Requirements:
Print the data exactly, leaving nothing out.

[Stored data]

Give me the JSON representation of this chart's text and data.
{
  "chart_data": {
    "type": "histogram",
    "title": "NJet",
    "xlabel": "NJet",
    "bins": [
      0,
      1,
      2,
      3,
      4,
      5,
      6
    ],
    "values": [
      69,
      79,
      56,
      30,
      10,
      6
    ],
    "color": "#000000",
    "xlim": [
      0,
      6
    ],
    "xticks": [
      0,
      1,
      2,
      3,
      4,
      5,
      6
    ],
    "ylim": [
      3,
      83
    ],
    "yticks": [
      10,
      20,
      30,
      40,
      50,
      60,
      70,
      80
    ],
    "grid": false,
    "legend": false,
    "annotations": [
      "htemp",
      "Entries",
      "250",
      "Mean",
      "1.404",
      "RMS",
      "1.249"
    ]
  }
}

Solution for this exercise:
Give me the JSON representation of this chart's text and data.
{
  "chart_data": {
    "type": "histogram",
    "title": "NJet",
    "xlabel": "NJet",
    "bins": [
      0,
      1,
      2,
      3,
      4,
      5,
      6
    ],
    "values": [
      69,
      79,
      56,
      30,
      10,
      6
    ],
    "color": "#000000",
    "xlim": [
      0,
      6
    ],
    "xticks": [
      0,
      1,
      2,
      3,
      4,
      5,
      6
    ],
    "ylim": [
      3,
      83
    ],
    "yticks": [
      10,
      20,
      30,
      40,
      50,
      60,
      70,
      80
    ],
    "grid": false,
    "legend": false,
    "annotations": [
      "htemp",
      "Entries",
      "250",
      "Mean",
      "1.404",
      "RMS",
      "1.249"
    ]
  }
}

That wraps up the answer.